--- Exercise brief ---
Select all lines with the string "的一个极值点" in them, and copy those lines.

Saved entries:
** BEGIN **

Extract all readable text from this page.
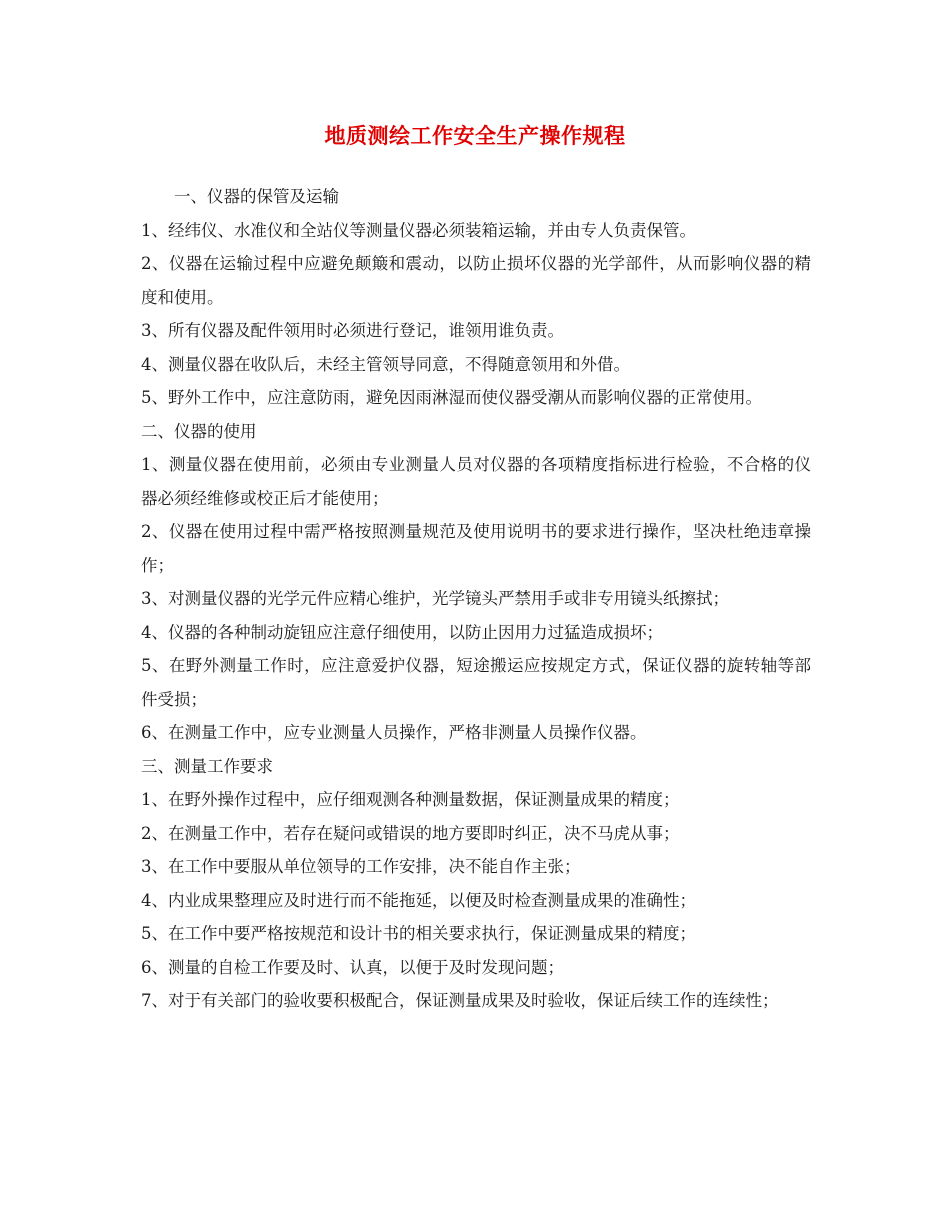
地质测绘工作安全生产操作规程

一、仪器的保管及运输

1、经纬仪、水准仪和全站仪等测量仪器必须装箱运输，并由专人负责保管。

2、仪器在运输过程中应避免颠簸和震动，以防止损坏仪器的光学部件，从而影响仪器的精度和使用。

3、所有仪器及配件领用时必须进行登记，谁领用谁负责。

4、测量仪器在收队后，未经主管领导同意，不得随意领用和外借。

5、野外工作中，应注意防雨，避免因雨淋湿而使仪器受潮从而影响仪器的正常使用。

二、仪器的使用

1、测量仪器在使用前，必须由专业测量人员对仪器的各项精度指标进行检验，不合格的仪器必须经维修或校正后才能使用；

2、仪器在使用过程中需严格按照测量规范及使用说明书的要求进行操作，坚决杜绝违章操作；

3、对测量仪器的光学元件应精心维护，光学镜头严禁用手或非专用镜头纸擦拭；

4、仪器的各种制动旋钮应注意仔细使用，以防止因用力过猛造成损坏；

5、在野外测量工作时，应注意爱护仪器，短途搬运应按规定方式，保证仪器的旋转轴等部件受损；

6、在测量工作中，应专业测量人员操作，严格非测量人员操作仪器。

三、测量工作要求

1、在野外操作过程中，应仔细观测各种测量数据，保证测量成果的精度；

2、在测量工作中，若存在疑问或错误的地方要即时纠正，决不马虎从事；

3、在工作中要服从单位领导的工作安排，决不能自作主张；

4、内业成果整理应及时进行而不能拖延，以便及时检查测量成果的准确性；

5、在工作中要严格按规范和设计书的相关要求执行，保证测量成果的精度；

6、测量的自检工作要及时、认真，以便于及时发现问题；

7、对于有关部门的验收要积极配合，保证测量成果及时验收，保证后续工作的连续性；
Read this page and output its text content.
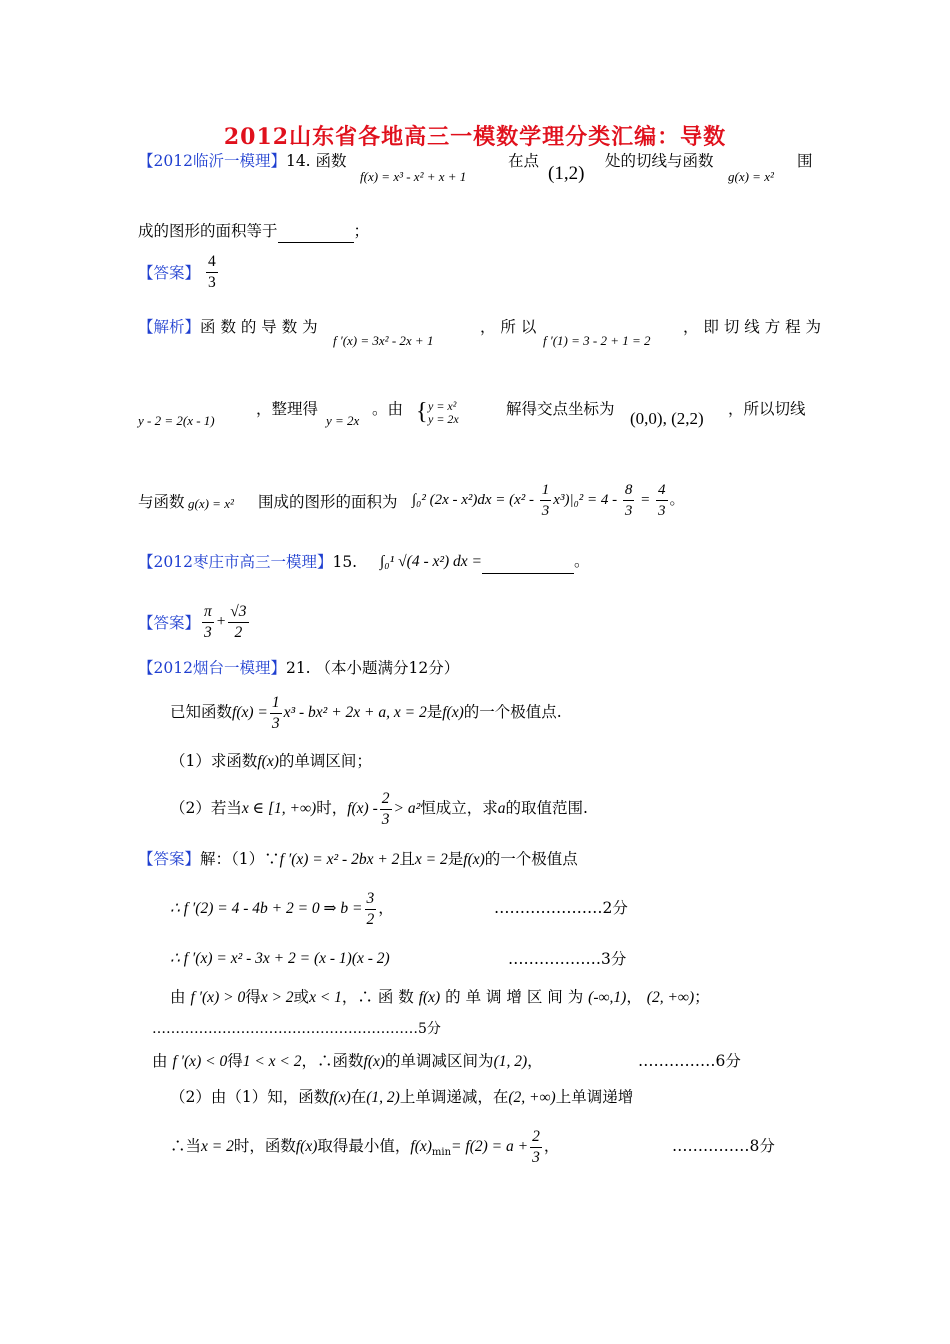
2012山东省各地高三一模数学理分类汇编：导数
【2012临沂一模理】14. 函数
f(x) = x³ - x² + x + 1
在点
(1,2)
处的切线与函数
g(x) = x²
围
成的图形的面积等于	；
【答案】 $\frac{4}{3}$
【解析】函 数 的 导 数 为
f ′(x) = 3x² - 2x + 1
， 所 以
f ′(1) = 3 - 2 + 1 = 2
， 即 切 线 方 程 为
y - 2 = 2(x - 1)
，整理得
y = 2x
。由 { y = x²
y = 2x
解得交点坐标为 (0,0), (2,2) ，所以切线
与函数 g(x) = x² 围成的图形的面积为 ∫₀² $(2x - x^2)dx = (x^2 - \frac{1}{3} x^3)|_0^2 = 4 - \frac{8}{3} = \frac{4}{3}$ 。
【2012枣庄市高三一模理】15. ∫₀¹ √(4 - x²) dx =	。
【答案】 $\frac{\pi}{3} + \frac{√3}{2}$
【2012烟台一模理】21. （本小题满分12分）
已知函数$f(x) = \frac{1}{3} x^3 - bx^2 + 2x + a$, x = 2是f(x)的一个极值点.
（1）求函数f(x)的单调区间；
（2）若当x ∈ [1, +∞)时，$f(x) - \frac{2}{3} > a^2$恒成立，求a的取值范围.
【答案】解：（1）∵f ′(x) = x² - 2bx + 2且x = 2是f(x)的一个极值点
∴ f ′(2) = 4 - 4b + 2 = 0 ⇒ $b = \frac{3}{2}$ ，	…………………2分
∴ f ′(x) = x² - 3x + 2 = (x - 1)(x - 2)	………………3分
由 f ′(x) > 0得x > 2或x < 1，∴ 函 数 f(x) 的 单 调 增 区 间 为 (-∞,1)， (2, +∞)；
…………………………………………………5分
由 f ′(x) < 0得1 < x < 2，∴函数f(x)的单调减区间为(1, 2)，	……………6分
（2）由（1）知，函数f(x)在(1, 2)上单调递减，在(2, +∞)上单调递增
∴当x = 2时，函数f(x)取得最小值，$f(x)_{min}= f(2) = a + \frac{2}{3}$ ，	……………8分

** END **

--- Solution ---
已知函数$f(x) = \frac{1}{3} x^3 - bx^2 + 2x + a$, x = 2是f(x)的一个极值点.
【答案】解：（1）∵f ′(x) = x² - 2bx + 2且x = 2是f(x)的一个极值点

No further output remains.